▶ **GIVEN TASK**
Set down the whole listing verbatim.
==== RECORD LIST
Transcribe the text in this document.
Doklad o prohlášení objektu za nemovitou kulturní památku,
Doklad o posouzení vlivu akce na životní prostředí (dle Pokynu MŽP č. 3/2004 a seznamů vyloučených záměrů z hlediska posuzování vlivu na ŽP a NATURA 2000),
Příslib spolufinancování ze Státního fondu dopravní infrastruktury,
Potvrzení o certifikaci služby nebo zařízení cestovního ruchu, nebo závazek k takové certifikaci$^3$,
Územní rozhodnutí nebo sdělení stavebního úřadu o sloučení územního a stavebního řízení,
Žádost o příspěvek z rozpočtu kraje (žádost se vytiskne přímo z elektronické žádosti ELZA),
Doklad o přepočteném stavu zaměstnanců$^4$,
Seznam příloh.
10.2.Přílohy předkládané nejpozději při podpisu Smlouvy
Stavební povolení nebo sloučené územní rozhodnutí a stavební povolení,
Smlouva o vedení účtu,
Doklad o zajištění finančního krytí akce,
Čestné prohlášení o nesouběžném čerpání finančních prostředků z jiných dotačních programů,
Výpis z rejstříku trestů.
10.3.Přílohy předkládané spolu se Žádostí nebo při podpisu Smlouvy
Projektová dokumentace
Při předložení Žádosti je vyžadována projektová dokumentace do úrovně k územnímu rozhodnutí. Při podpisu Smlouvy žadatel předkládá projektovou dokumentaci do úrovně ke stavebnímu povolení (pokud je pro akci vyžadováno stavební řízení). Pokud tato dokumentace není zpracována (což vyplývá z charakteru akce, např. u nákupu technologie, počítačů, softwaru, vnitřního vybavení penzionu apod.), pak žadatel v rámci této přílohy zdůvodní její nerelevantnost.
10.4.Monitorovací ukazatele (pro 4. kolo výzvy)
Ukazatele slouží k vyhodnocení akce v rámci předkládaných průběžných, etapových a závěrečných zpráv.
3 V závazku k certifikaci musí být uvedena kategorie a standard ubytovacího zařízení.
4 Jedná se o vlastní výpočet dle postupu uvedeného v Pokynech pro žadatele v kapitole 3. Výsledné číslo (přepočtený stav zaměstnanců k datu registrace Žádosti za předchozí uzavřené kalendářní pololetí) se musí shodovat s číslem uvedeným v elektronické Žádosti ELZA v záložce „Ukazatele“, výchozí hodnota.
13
========
▶ **WRITTEN REPLY**
Transcribe the text in this document.
Doklad o prohlášení objektu za nemovitou kulturní památku,
Doklad o posouzení vlivu akce na životní prostředí (dle Pokynu MŽP č. 3/2004 a seznamů vyloučených záměrů z hlediska posuzování vlivu na ŽP a NATURA 2000),
Příslib spolufinancování ze Státního fondu dopravní infrastruktury,
Potvrzení o certifikaci služby nebo zařízení cestovního ruchu, nebo závazek k takové certifikaci$^3$,
Územní rozhodnutí nebo sdělení stavebního úřadu o sloučení územního a stavebního řízení,
Žádost o příspěvek z rozpočtu kraje (žádost se vytiskne přímo z elektronické žádosti ELZA),
Doklad o přepočteném stavu zaměstnanců$^4$,
Seznam příloh.
10.2.Přílohy předkládané nejpozději při podpisu Smlouvy
Stavební povolení nebo sloučené územní rozhodnutí a stavební povolení,
Smlouva o vedení účtu,
Doklad o zajištění finančního krytí akce,
Čestné prohlášení o nesouběžném čerpání finančních prostředků z jiných dotačních programů,
Výpis z rejstříku trestů.
10.3.Přílohy předkládané spolu se Žádostí nebo při podpisu Smlouvy
Projektová dokumentace
Při předložení Žádosti je vyžadována projektová dokumentace do úrovně k územnímu rozhodnutí. Při podpisu Smlouvy žadatel předkládá projektovou dokumentaci do úrovně ke stavebnímu povolení (pokud je pro akci vyžadováno stavební řízení). Pokud tato dokumentace není zpracována (což vyplývá z charakteru akce, např. u nákupu technologie, počítačů, softwaru, vnitřního vybavení penzionu apod.), pak žadatel v rámci této přílohy zdůvodní její nerelevantnost.
10.4.Monitorovací ukazatele (pro 4. kolo výzvy)
Ukazatele slouží k vyhodnocení akce v rámci předkládaných průběžných, etapových a závěrečných zpráv.
3 V závazku k certifikaci musí být uvedena kategorie a standard ubytovacího zařízení.
4 Jedná se o vlastní výpočet dle postupu uvedeného v Pokynech pro žadatele v kapitole 3. Výsledné číslo (přepočtený stav zaměstnanců k datu registrace Žádosti za předchozí uzavřené kalendářní pololetí) se musí shodovat s číslem uvedeným v elektronické Žádosti ELZA v záložce „Ukazatele“, výchozí hodnota.
13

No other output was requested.